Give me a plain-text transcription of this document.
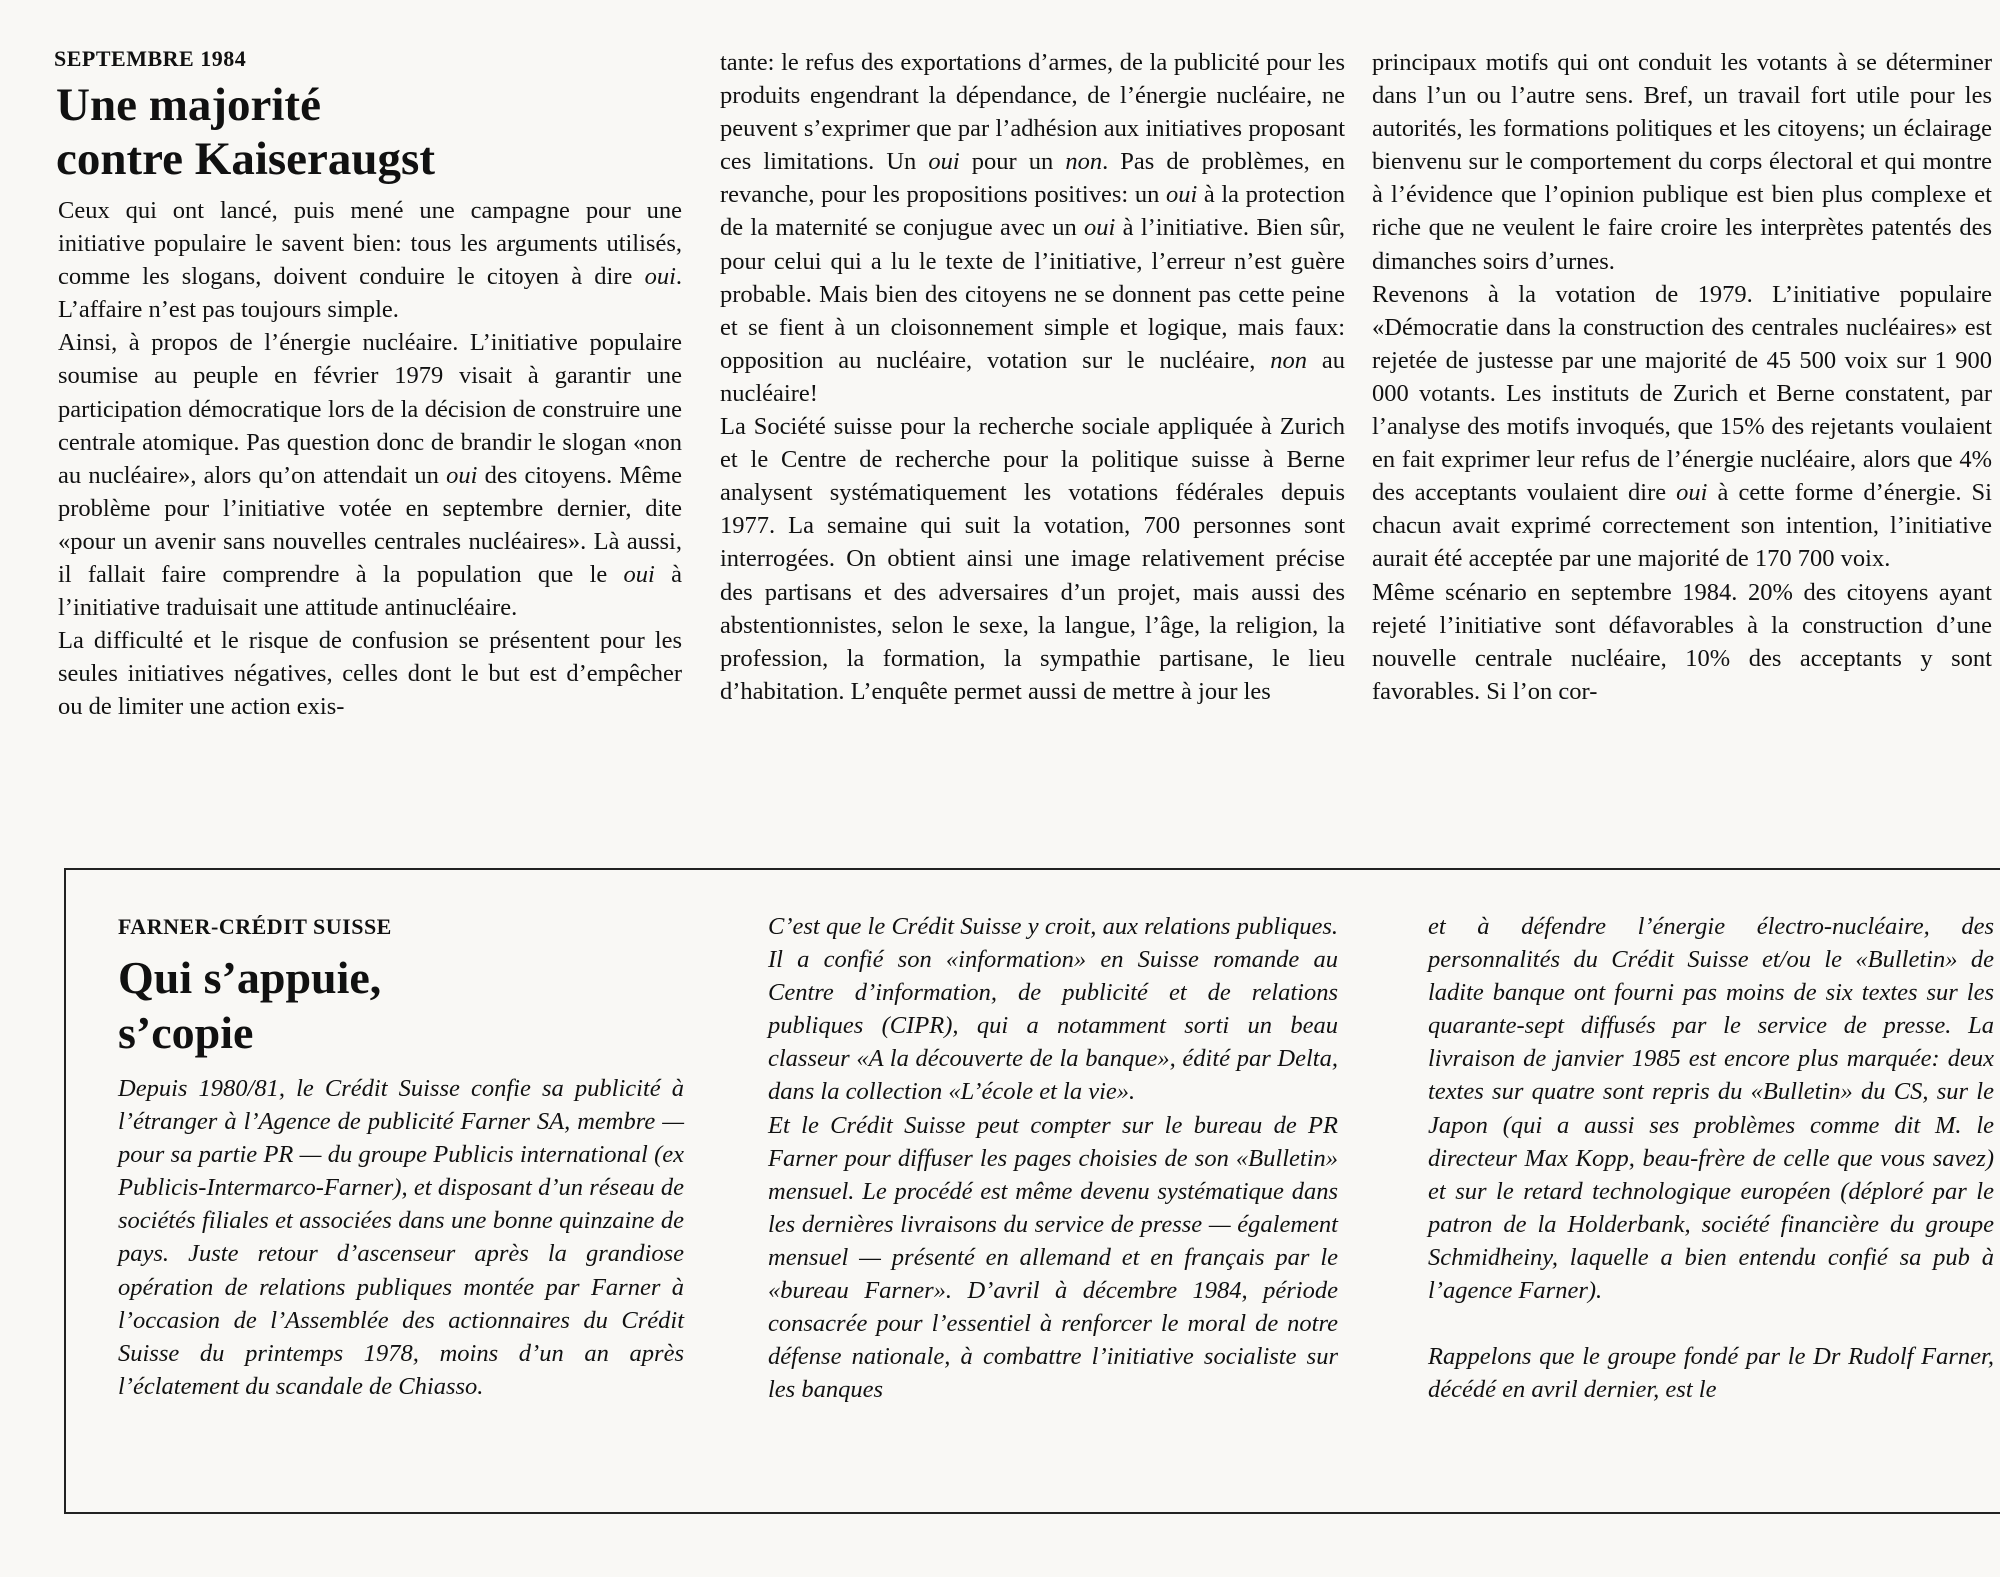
SEPTEMBRE 1984
Une majorité
contre Kaiseraugst

Ceux qui ont lancé, puis mené une campagne pour une initiative populaire le savent bien: tous les arguments utilisés, comme les slogans, doivent conduire le citoyen à dire oui. L’affaire n’est pas toujours simple.

Ainsi, à propos de l’énergie nucléaire. L’initiative populaire soumise au peuple en février 1979 visait à garantir une participation démocratique lors de la décision de construire une centrale atomique. Pas question donc de brandir le slogan «non au nucléaire», alors qu’on attendait un oui des citoyens. Même problème pour l’initiative votée en septembre dernier, dite «pour un avenir sans nouvelles centrales nucléaires». Là aussi, il fallait faire comprendre à la population que le oui à l’initiative traduisait une attitude antinucléaire.

La difficulté et le risque de confusion se présentent pour les seules initiatives négatives, celles dont le but est d’empêcher ou de limiter une action exis-

tante: le refus des exportations d’armes, de la publicité pour les produits engendrant la dépendance, de l’énergie nucléaire, ne peuvent s’exprimer que par l’adhésion aux initiatives proposant ces limitations. Un oui pour un non. Pas de problèmes, en revanche, pour les propositions positives: un oui à la protection de la maternité se conjugue avec un oui à l’initiative. Bien sûr, pour celui qui a lu le texte de l’initiative, l’erreur n’est guère probable. Mais bien des citoyens ne se donnent pas cette peine et se fient à un cloisonnement simple et logique, mais faux: opposition au nucléaire, votation sur le nucléaire, non au nucléaire!

La Société suisse pour la recherche sociale appliquée à Zurich et le Centre de recherche pour la politique suisse à Berne analysent systématiquement les votations fédérales depuis 1977. La semaine qui suit la votation, 700 personnes sont interrogées. On obtient ainsi une image relativement précise des partisans et des adversaires d’un projet, mais aussi des abstentionnistes, selon le sexe, la langue, l’âge, la religion, la profession, la formation, la sympathie partisane, le lieu d’habitation. L’enquête permet aussi de mettre à jour les

principaux motifs qui ont conduit les votants à se déterminer dans l’un ou l’autre sens. Bref, un travail fort utile pour les autorités, les formations politiques et les citoyens; un éclairage bienvenu sur le comportement du corps électoral et qui montre à l’évidence que l’opinion publique est bien plus complexe et riche que ne veulent le faire croire les interprètes patentés des dimanches soirs d’urnes.

Revenons à la votation de 1979. L’initiative populaire «Démocratie dans la construction des centrales nucléaires» est rejetée de justesse par une majorité de 45 500 voix sur 1 900 000 votants. Les instituts de Zurich et Berne constatent, par l’analyse des motifs invoqués, que 15% des rejetants voulaient en fait exprimer leur refus de l’énergie nucléaire, alors que 4% des acceptants voulaient dire oui à cette forme d’énergie. Si chacun avait exprimé correctement son intention, l’initiative aurait été acceptée par une majorité de 170 700 voix.

Même scénario en septembre 1984. 20% des citoyens ayant rejeté l’initiative sont défavorables à la construction d’une nouvelle centrale nucléaire, 10% des acceptants y sont favorables. Si l’on cor-

FARNER-CRÉDIT SUISSE
Qui s’appuie,
s’copie

Depuis 1980/81, le Crédit Suisse confie sa publicité à l’étranger à l’Agence de publicité Farner SA, membre — pour sa partie PR — du groupe Publicis international (ex Publicis-Intermarco-Farner), et disposant d’un réseau de sociétés filiales et associées dans une bonne quinzaine de pays. Juste retour d’ascenseur après la grandiose opération de relations publiques montée par Farner à l’occasion de l’Assemblée des actionnaires du Crédit Suisse du printemps 1978, moins d’un an après l’éclatement du scandale de Chiasso.

C’est que le Crédit Suisse y croit, aux relations publiques. Il a confié son «information» en Suisse romande au Centre d’information, de publicité et de relations publiques (CIPR), qui a notamment sorti un beau classeur «A la découverte de la banque», édité par Delta, dans la collection «L’école et la vie».

Et le Crédit Suisse peut compter sur le bureau de PR Farner pour diffuser les pages choisies de son «Bulletin» mensuel. Le procédé est même devenu systématique dans les dernières livraisons du service de presse — également mensuel — présenté en allemand et en français par le «bureau Farner». D’avril à décembre 1984, période consacrée pour l’essentiel à renforcer le moral de notre défense nationale, à combattre l’initiative socialiste sur les banques

et à défendre l’énergie électro-nucléaire, des personnalités du Crédit Suisse et/ou le «Bulletin» de ladite banque ont fourni pas moins de six textes sur les quarante-sept diffusés par le service de presse. La livraison de janvier 1985 est encore plus marquée: deux textes sur quatre sont repris du «Bulletin» du CS, sur le Japon (qui a aussi ses problèmes comme dit M. le directeur Max Kopp, beau-frère de celle que vous savez) et sur le retard technologique européen (déploré par le patron de la Holderbank, société financière du groupe Schmidheiny, laquelle a bien entendu confié sa pub à l’agence Farner).

Rappelons que le groupe fondé par le Dr Rudolf Farner, décédé en avril dernier, est le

----------

● **To be done**
Repeat the lines above exactly, and keep every picture out.

● **Finished answer**
Give me a plain-text transcription of this document.
SEPTEMBRE 1984
Une majorité
contre Kaiseraugst

Ceux qui ont lancé, puis mené une campagne pour une initiative populaire le savent bien: tous les arguments utilisés, comme les slogans, doivent conduire le citoyen à dire oui. L’affaire n’est pas toujours simple.

Ainsi, à propos de l’énergie nucléaire. L’initiative populaire soumise au peuple en février 1979 visait à garantir une participation démocratique lors de la décision de construire une centrale atomique. Pas question donc de brandir le slogan «non au nucléaire», alors qu’on attendait un oui des citoyens. Même problème pour l’initiative votée en septembre dernier, dite «pour un avenir sans nouvelles centrales nucléaires». Là aussi, il fallait faire comprendre à la population que le oui à l’initiative traduisait une attitude antinucléaire.

La difficulté et le risque de confusion se présentent pour les seules initiatives négatives, celles dont le but est d’empêcher ou de limiter une action exis-

tante: le refus des exportations d’armes, de la publicité pour les produits engendrant la dépendance, de l’énergie nucléaire, ne peuvent s’exprimer que par l’adhésion aux initiatives proposant ces limitations. Un oui pour un non. Pas de problèmes, en revanche, pour les propositions positives: un oui à la protection de la maternité se conjugue avec un oui à l’initiative. Bien sûr, pour celui qui a lu le texte de l’initiative, l’erreur n’est guère probable. Mais bien des citoyens ne se donnent pas cette peine et se fient à un cloisonnement simple et logique, mais faux: opposition au nucléaire, votation sur le nucléaire, non au nucléaire!

La Société suisse pour la recherche sociale appliquée à Zurich et le Centre de recherche pour la politique suisse à Berne analysent systématiquement les votations fédérales depuis 1977. La semaine qui suit la votation, 700 personnes sont interrogées. On obtient ainsi une image relativement précise des partisans et des adversaires d’un projet, mais aussi des abstentionnistes, selon le sexe, la langue, l’âge, la religion, la profession, la formation, la sympathie partisane, le lieu d’habitation. L’enquête permet aussi de mettre à jour les

principaux motifs qui ont conduit les votants à se déterminer dans l’un ou l’autre sens. Bref, un travail fort utile pour les autorités, les formations politiques et les citoyens; un éclairage bienvenu sur le comportement du corps électoral et qui montre à l’évidence que l’opinion publique est bien plus complexe et riche que ne veulent le faire croire les interprètes patentés des dimanches soirs d’urnes.

Revenons à la votation de 1979. L’initiative populaire «Démocratie dans la construction des centrales nucléaires» est rejetée de justesse par une majorité de 45 500 voix sur 1 900 000 votants. Les instituts de Zurich et Berne constatent, par l’analyse des motifs invoqués, que 15% des rejetants voulaient en fait exprimer leur refus de l’énergie nucléaire, alors que 4% des acceptants voulaient dire oui à cette forme d’énergie. Si chacun avait exprimé correctement son intention, l’initiative aurait été acceptée par une majorité de 170 700 voix.

Même scénario en septembre 1984. 20% des citoyens ayant rejeté l’initiative sont défavorables à la construction d’une nouvelle centrale nucléaire, 10% des acceptants y sont favorables. Si l’on cor-

FARNER-CRÉDIT SUISSE
Qui s’appuie,
s’copie

Depuis 1980/81, le Crédit Suisse confie sa publicité à l’étranger à l’Agence de publicité Farner SA, membre — pour sa partie PR — du groupe Publicis international (ex Publicis-Intermarco-Farner), et disposant d’un réseau de sociétés filiales et associées dans une bonne quinzaine de pays. Juste retour d’ascenseur après la grandiose opération de relations publiques montée par Farner à l’occasion de l’Assemblée des actionnaires du Crédit Suisse du printemps 1978, moins d’un an après l’éclatement du scandale de Chiasso.

C’est que le Crédit Suisse y croit, aux relations publiques. Il a confié son «information» en Suisse romande au Centre d’information, de publicité et de relations publiques (CIPR), qui a notamment sorti un beau classeur «A la découverte de la banque», édité par Delta, dans la collection «L’école et la vie».

Et le Crédit Suisse peut compter sur le bureau de PR Farner pour diffuser les pages choisies de son «Bulletin» mensuel. Le procédé est même devenu systématique dans les dernières livraisons du service de presse — également mensuel — présenté en allemand et en français par le «bureau Farner». D’avril à décembre 1984, période consacrée pour l’essentiel à renforcer le moral de notre défense nationale, à combattre l’initiative socialiste sur les banques

et à défendre l’énergie électro-nucléaire, des personnalités du Crédit Suisse et/ou le «Bulletin» de ladite banque ont fourni pas moins de six textes sur les quarante-sept diffusés par le service de presse. La livraison de janvier 1985 est encore plus marquée: deux textes sur quatre sont repris du «Bulletin» du CS, sur le Japon (qui a aussi ses problèmes comme dit M. le directeur Max Kopp, beau-frère de celle que vous savez) et sur le retard technologique européen (déploré par le patron de la Holderbank, société financière du groupe Schmidheiny, laquelle a bien entendu confié sa pub à l’agence Farner).

Rappelons que le groupe fondé par le Dr Rudolf Farner, décédé en avril dernier, est le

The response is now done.